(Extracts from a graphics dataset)
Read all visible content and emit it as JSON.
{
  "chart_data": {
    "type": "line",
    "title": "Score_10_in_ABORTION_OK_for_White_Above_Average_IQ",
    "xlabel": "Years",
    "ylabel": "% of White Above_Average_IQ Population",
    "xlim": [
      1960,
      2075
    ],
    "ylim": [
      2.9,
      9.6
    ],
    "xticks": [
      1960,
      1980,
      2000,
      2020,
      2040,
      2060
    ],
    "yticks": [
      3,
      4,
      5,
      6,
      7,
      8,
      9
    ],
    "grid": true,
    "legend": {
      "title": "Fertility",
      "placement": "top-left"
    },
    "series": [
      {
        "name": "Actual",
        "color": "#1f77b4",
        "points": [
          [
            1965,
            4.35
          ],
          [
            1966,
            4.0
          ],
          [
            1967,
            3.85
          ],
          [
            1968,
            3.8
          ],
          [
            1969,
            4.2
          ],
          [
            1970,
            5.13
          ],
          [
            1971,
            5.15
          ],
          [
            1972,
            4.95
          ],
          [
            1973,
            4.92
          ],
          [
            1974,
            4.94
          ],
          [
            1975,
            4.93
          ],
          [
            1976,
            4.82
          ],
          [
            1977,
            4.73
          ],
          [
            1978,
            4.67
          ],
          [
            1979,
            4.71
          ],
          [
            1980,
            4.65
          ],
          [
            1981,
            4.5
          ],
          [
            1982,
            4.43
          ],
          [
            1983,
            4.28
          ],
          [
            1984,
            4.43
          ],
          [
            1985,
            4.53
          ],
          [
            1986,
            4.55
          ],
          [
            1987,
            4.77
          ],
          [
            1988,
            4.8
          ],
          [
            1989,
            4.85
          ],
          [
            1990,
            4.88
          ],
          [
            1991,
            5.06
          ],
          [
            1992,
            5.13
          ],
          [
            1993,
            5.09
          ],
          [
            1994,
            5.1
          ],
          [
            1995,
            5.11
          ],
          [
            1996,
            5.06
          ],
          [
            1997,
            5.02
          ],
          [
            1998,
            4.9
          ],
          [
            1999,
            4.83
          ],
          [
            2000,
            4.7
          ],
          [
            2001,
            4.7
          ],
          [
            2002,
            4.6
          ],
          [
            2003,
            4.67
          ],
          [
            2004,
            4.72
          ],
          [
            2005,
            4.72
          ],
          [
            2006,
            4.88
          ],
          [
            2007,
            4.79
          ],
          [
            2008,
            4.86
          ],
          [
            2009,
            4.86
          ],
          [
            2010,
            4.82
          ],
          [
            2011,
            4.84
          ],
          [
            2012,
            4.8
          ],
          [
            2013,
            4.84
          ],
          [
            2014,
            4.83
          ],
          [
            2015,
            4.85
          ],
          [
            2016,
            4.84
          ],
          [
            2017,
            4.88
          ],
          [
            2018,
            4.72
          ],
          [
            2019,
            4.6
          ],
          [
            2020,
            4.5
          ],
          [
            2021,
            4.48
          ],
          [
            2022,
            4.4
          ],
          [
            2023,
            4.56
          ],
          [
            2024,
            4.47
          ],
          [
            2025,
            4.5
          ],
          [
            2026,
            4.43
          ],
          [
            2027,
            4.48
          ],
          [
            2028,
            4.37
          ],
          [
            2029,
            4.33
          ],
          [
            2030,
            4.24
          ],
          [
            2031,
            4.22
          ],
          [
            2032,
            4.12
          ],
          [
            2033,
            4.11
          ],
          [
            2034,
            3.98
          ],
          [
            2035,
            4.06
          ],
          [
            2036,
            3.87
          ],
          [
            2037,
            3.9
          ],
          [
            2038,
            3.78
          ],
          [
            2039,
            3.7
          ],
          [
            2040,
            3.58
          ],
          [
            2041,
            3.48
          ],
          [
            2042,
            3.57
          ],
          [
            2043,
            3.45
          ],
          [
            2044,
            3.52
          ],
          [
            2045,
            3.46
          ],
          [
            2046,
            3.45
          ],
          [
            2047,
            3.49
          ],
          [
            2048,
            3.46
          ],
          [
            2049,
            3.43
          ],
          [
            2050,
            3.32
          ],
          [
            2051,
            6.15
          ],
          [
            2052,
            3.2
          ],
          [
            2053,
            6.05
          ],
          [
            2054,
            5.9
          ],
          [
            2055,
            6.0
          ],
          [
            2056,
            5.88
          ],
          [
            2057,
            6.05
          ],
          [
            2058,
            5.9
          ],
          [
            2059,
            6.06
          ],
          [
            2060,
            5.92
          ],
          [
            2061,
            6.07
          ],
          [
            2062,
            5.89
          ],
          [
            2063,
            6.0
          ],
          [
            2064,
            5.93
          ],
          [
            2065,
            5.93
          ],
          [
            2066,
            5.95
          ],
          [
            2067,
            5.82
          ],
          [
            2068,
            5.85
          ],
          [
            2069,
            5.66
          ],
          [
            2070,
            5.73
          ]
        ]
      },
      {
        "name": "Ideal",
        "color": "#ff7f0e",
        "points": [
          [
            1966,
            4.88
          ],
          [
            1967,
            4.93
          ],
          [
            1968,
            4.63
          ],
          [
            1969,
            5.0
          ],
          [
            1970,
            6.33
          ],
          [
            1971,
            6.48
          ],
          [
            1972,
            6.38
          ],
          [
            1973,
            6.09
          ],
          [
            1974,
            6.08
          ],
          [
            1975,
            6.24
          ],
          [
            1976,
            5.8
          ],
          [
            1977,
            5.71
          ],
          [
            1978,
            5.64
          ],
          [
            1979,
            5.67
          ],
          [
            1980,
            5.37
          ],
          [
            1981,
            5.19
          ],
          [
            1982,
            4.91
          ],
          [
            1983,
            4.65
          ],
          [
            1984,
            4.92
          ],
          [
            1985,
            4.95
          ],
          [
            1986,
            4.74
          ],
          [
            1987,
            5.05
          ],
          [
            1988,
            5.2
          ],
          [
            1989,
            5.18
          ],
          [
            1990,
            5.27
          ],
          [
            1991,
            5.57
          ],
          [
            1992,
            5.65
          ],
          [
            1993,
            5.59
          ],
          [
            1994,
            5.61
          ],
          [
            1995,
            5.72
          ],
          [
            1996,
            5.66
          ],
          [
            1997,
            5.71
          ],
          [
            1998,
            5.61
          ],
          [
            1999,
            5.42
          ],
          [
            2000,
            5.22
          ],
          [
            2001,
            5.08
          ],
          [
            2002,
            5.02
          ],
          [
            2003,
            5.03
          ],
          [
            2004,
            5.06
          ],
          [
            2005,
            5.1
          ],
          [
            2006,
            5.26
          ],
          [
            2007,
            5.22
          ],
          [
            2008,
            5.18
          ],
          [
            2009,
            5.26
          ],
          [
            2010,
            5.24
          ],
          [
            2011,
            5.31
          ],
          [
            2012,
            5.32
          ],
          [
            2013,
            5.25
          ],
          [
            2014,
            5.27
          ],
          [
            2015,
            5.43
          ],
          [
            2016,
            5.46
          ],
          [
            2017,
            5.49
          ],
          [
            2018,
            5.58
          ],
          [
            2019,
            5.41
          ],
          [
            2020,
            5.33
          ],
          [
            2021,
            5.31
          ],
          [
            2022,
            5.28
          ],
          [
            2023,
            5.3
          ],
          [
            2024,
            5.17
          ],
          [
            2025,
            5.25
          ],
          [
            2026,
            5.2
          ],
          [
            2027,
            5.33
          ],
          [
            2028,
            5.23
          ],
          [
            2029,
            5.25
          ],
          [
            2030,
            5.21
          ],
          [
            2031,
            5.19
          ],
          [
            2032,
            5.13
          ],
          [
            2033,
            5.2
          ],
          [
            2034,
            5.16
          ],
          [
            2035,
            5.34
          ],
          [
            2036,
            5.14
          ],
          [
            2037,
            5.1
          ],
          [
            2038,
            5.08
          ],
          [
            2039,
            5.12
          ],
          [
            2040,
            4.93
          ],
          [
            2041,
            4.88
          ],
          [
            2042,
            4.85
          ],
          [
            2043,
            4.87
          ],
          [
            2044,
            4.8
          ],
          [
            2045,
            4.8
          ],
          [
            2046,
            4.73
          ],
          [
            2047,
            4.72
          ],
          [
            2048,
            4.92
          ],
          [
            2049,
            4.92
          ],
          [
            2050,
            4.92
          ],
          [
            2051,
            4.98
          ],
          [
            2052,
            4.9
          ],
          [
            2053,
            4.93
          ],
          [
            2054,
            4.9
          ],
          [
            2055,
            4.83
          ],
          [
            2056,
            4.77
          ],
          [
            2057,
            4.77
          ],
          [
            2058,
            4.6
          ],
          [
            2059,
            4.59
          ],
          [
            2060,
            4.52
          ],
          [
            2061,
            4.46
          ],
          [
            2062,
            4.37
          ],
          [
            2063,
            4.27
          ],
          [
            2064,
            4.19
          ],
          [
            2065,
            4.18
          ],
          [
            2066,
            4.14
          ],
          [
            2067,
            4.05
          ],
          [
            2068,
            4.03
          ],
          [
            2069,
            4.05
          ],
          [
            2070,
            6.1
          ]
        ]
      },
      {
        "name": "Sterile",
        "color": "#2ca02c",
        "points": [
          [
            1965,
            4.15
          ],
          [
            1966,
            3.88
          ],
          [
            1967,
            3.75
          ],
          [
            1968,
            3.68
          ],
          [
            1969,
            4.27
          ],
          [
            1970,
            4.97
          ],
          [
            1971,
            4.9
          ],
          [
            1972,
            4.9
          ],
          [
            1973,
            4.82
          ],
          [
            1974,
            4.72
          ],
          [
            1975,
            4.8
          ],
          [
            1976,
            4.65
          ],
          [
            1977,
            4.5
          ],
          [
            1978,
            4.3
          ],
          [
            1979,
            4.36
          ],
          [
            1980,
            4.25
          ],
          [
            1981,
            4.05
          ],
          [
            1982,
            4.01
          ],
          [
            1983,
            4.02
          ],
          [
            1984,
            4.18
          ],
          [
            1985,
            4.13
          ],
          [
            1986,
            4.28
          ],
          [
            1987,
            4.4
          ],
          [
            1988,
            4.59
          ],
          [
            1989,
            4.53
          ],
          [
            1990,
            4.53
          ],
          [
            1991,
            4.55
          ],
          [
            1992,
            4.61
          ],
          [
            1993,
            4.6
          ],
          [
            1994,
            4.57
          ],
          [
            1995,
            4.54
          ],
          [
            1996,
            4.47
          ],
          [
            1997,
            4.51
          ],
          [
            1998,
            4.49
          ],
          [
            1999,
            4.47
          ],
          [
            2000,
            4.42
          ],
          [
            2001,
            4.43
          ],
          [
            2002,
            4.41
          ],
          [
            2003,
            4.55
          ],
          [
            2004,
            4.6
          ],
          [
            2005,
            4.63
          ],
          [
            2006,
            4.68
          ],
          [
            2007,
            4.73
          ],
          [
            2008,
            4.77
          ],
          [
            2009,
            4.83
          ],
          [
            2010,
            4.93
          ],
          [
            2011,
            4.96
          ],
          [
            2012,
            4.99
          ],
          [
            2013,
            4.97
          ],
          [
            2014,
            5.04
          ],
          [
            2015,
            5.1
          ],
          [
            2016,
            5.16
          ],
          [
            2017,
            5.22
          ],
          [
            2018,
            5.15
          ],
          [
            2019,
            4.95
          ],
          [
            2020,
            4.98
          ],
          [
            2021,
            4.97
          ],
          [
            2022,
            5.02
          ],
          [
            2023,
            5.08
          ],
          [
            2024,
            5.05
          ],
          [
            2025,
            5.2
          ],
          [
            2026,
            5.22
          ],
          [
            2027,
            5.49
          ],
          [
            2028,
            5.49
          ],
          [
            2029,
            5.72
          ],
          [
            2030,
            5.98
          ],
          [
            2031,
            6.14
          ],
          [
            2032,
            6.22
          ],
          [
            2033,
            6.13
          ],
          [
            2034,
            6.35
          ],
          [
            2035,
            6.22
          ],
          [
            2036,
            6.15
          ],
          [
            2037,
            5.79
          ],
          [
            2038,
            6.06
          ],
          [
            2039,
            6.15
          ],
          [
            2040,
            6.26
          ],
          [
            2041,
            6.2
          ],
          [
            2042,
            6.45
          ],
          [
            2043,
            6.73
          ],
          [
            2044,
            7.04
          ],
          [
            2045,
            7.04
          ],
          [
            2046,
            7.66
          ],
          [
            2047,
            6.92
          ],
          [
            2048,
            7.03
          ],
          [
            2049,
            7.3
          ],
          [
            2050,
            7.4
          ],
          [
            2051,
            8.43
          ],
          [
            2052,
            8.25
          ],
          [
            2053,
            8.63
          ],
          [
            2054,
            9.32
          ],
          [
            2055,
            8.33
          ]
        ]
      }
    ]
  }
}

--- PROBLEM TO WORK ON ---
Find the lines above that include the string "color" and copy them.

--- EXERCISE RESULT ---
        "color": "#1f77b4",
        "color": "#ff7f0e",
        "color": "#2ca02c",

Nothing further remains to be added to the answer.